> _What is asked_:
Reproduce every entry exactly, without alteration.

── Extracted entries ──

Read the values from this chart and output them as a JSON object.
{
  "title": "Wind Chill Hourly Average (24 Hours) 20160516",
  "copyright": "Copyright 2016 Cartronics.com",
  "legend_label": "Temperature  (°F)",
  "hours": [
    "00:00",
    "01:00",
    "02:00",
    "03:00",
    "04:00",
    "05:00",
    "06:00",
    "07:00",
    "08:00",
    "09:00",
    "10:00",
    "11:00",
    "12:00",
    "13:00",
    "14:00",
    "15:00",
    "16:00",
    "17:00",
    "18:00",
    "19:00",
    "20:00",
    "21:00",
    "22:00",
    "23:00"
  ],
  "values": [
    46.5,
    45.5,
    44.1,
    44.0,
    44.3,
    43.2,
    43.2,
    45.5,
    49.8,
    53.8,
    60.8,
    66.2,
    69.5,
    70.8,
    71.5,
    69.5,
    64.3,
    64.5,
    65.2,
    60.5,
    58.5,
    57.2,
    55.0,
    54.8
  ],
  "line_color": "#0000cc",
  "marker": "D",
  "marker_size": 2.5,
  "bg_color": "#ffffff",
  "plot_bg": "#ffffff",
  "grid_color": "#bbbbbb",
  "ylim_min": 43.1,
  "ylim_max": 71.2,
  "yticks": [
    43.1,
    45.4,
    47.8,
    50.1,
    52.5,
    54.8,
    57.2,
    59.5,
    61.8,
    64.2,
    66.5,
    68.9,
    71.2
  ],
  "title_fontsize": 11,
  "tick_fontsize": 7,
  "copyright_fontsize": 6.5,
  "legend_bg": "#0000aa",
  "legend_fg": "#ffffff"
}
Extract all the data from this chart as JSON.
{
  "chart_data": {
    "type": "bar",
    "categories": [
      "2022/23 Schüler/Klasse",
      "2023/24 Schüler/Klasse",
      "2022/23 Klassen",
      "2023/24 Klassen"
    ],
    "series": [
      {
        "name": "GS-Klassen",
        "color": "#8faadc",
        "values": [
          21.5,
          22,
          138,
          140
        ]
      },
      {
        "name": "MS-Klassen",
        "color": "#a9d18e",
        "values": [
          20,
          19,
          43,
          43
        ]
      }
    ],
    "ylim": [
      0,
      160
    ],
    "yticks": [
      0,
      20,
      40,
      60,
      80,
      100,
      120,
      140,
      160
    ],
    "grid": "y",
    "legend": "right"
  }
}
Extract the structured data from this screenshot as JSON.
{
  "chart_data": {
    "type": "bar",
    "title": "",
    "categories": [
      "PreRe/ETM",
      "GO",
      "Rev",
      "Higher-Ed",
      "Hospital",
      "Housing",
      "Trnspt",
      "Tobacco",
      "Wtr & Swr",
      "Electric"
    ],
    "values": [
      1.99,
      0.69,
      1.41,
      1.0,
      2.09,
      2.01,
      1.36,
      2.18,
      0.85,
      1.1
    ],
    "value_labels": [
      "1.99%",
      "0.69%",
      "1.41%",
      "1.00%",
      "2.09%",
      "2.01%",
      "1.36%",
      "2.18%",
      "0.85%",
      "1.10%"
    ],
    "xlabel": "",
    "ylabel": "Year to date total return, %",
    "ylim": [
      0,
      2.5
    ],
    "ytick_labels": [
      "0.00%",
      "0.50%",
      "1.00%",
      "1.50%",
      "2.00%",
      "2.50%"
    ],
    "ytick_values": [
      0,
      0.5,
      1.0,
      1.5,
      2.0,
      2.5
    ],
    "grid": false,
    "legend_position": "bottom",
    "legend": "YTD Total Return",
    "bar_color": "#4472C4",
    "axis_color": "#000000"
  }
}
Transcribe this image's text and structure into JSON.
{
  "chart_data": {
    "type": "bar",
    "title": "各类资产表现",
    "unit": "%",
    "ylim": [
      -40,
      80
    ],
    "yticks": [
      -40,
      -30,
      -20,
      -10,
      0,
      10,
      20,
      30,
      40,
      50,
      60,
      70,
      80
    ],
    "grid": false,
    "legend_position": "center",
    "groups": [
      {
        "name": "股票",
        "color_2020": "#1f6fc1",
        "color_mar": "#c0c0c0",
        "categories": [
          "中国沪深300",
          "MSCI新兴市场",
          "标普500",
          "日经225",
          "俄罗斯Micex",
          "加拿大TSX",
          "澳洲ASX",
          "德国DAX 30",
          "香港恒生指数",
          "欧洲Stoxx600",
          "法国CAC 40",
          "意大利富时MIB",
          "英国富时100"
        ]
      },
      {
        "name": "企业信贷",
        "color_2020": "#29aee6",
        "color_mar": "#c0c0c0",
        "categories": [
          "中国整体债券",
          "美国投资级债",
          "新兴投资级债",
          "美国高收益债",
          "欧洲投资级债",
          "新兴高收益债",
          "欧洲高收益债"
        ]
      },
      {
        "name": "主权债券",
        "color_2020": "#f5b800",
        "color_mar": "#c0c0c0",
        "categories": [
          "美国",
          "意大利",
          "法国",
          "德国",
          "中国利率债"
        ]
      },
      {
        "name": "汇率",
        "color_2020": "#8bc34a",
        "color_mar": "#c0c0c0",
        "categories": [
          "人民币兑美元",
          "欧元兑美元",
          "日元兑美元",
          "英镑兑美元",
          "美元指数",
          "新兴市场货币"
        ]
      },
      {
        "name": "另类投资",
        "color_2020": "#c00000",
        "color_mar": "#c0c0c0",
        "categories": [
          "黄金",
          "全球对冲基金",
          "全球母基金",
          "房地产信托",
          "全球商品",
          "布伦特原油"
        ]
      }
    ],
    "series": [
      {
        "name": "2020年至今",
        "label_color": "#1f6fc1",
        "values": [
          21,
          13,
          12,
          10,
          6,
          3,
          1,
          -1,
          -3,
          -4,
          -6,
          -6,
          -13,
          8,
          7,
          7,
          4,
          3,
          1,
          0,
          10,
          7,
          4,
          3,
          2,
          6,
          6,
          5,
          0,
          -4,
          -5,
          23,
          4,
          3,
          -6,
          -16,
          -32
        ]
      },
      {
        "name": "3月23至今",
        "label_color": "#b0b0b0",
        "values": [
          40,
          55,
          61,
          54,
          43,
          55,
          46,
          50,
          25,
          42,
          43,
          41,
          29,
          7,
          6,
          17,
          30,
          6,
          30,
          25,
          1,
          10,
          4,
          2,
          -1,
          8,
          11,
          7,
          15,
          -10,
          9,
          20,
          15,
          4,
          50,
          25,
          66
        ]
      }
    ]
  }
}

───

> _Result of the task_:
Read the values from this chart and output them as a JSON object.
{
  "title": "Wind Chill Hourly Average (24 Hours) 20160516",
  "copyright": "Copyright 2016 Cartronics.com",
  "legend_label": "Temperature  (°F)",
  "hours": [
    "00:00",
    "01:00",
    "02:00",
    "03:00",
    "04:00",
    "05:00",
    "06:00",
    "07:00",
    "08:00",
    "09:00",
    "10:00",
    "11:00",
    "12:00",
    "13:00",
    "14:00",
    "15:00",
    "16:00",
    "17:00",
    "18:00",
    "19:00",
    "20:00",
    "21:00",
    "22:00",
    "23:00"
  ],
  "values": [
    46.5,
    45.5,
    44.1,
    44.0,
    44.3,
    43.2,
    43.2,
    45.5,
    49.8,
    53.8,
    60.8,
    66.2,
    69.5,
    70.8,
    71.5,
    69.5,
    64.3,
    64.5,
    65.2,
    60.5,
    58.5,
    57.2,
    55.0,
    54.8
  ],
  "line_color": "#0000cc",
  "marker": "D",
  "marker_size": 2.5,
  "bg_color": "#ffffff",
  "plot_bg": "#ffffff",
  "grid_color": "#bbbbbb",
  "ylim_min": 43.1,
  "ylim_max": 71.2,
  "yticks": [
    43.1,
    45.4,
    47.8,
    50.1,
    52.5,
    54.8,
    57.2,
    59.5,
    61.8,
    64.2,
    66.5,
    68.9,
    71.2
  ],
  "title_fontsize": 11,
  "tick_fontsize": 7,
  "copyright_fontsize": 6.5,
  "legend_bg": "#0000aa",
  "legend_fg": "#ffffff"
}
Extract all the data from this chart as JSON.
{
  "chart_data": {
    "type": "bar",
    "categories": [
      "2022/23 Schüler/Klasse",
      "2023/24 Schüler/Klasse",
      "2022/23 Klassen",
      "2023/24 Klassen"
    ],
    "series": [
      {
        "name": "GS-Klassen",
        "color": "#8faadc",
        "values": [
          21.5,
          22,
          138,
          140
        ]
      },
      {
        "name": "MS-Klassen",
        "color": "#a9d18e",
        "values": [
          20,
          19,
          43,
          43
        ]
      }
    ],
    "ylim": [
      0,
      160
    ],
    "yticks": [
      0,
      20,
      40,
      60,
      80,
      100,
      120,
      140,
      160
    ],
    "grid": "y",
    "legend": "right"
  }
}
Extract the structured data from this screenshot as JSON.
{
  "chart_data": {
    "type": "bar",
    "title": "",
    "categories": [
      "PreRe/ETM",
      "GO",
      "Rev",
      "Higher-Ed",
      "Hospital",
      "Housing",
      "Trnspt",
      "Tobacco",
      "Wtr & Swr",
      "Electric"
    ],
    "values": [
      1.99,
      0.69,
      1.41,
      1.0,
      2.09,
      2.01,
      1.36,
      2.18,
      0.85,
      1.1
    ],
    "value_labels": [
      "1.99%",
      "0.69%",
      "1.41%",
      "1.00%",
      "2.09%",
      "2.01%",
      "1.36%",
      "2.18%",
      "0.85%",
      "1.10%"
    ],
    "xlabel": "",
    "ylabel": "Year to date total return, %",
    "ylim": [
      0,
      2.5
    ],
    "ytick_labels": [
      "0.00%",
      "0.50%",
      "1.00%",
      "1.50%",
      "2.00%",
      "2.50%"
    ],
    "ytick_values": [
      0,
      0.5,
      1.0,
      1.5,
      2.0,
      2.5
    ],
    "grid": false,
    "legend_position": "bottom",
    "legend": "YTD Total Return",
    "bar_color": "#4472C4",
    "axis_color": "#000000"
  }
}
Transcribe this image's text and structure into JSON.
{
  "chart_data": {
    "type": "bar",
    "title": "各类资产表现",
    "unit": "%",
    "ylim": [
      -40,
      80
    ],
    "yticks": [
      -40,
      -30,
      -20,
      -10,
      0,
      10,
      20,
      30,
      40,
      50,
      60,
      70,
      80
    ],
    "grid": false,
    "legend_position": "center",
    "groups": [
      {
        "name": "股票",
        "color_2020": "#1f6fc1",
        "color_mar": "#c0c0c0",
        "categories": [
          "中国沪深300",
          "MSCI新兴市场",
          "标普500",
          "日经225",
          "俄罗斯Micex",
          "加拿大TSX",
          "澳洲ASX",
          "德国DAX 30",
          "香港恒生指数",
          "欧洲Stoxx600",
          "法国CAC 40",
          "意大利富时MIB",
          "英国富时100"
        ]
      },
      {
        "name": "企业信贷",
        "color_2020": "#29aee6",
        "color_mar": "#c0c0c0",
        "categories": [
          "中国整体债券",
          "美国投资级债",
          "新兴投资级债",
          "美国高收益债",
          "欧洲投资级债",
          "新兴高收益债",
          "欧洲高收益债"
        ]
      },
      {
        "name": "主权债券",
        "color_2020": "#f5b800",
        "color_mar": "#c0c0c0",
        "categories": [
          "美国",
          "意大利",
          "法国",
          "德国",
          "中国利率债"
        ]
      },
      {
        "name": "汇率",
        "color_2020": "#8bc34a",
        "color_mar": "#c0c0c0",
        "categories": [
          "人民币兑美元",
          "欧元兑美元",
          "日元兑美元",
          "英镑兑美元",
          "美元指数",
          "新兴市场货币"
        ]
      },
      {
        "name": "另类投资",
        "color_2020": "#c00000",
        "color_mar": "#c0c0c0",
        "categories": [
          "黄金",
          "全球对冲基金",
          "全球母基金",
          "房地产信托",
          "全球商品",
          "布伦特原油"
        ]
      }
    ],
    "series": [
      {
        "name": "2020年至今",
        "label_color": "#1f6fc1",
        "values": [
          21,
          13,
          12,
          10,
          6,
          3,
          1,
          -1,
          -3,
          -4,
          -6,
          -6,
          -13,
          8,
          7,
          7,
          4,
          3,
          1,
          0,
          10,
          7,
          4,
          3,
          2,
          6,
          6,
          5,
          0,
          -4,
          -5,
          23,
          4,
          3,
          -6,
          -16,
          -32
        ]
      },
      {
        "name": "3月23至今",
        "label_color": "#b0b0b0",
        "values": [
          40,
          55,
          61,
          54,
          43,
          55,
          46,
          50,
          25,
          42,
          43,
          41,
          29,
          7,
          6,
          17,
          30,
          6,
          30,
          25,
          1,
          10,
          4,
          2,
          -1,
          8,
          11,
          7,
          15,
          -10,
          9,
          20,
          15,
          4,
          50,
          25,
          66
        ]
      }
    ]
  }
}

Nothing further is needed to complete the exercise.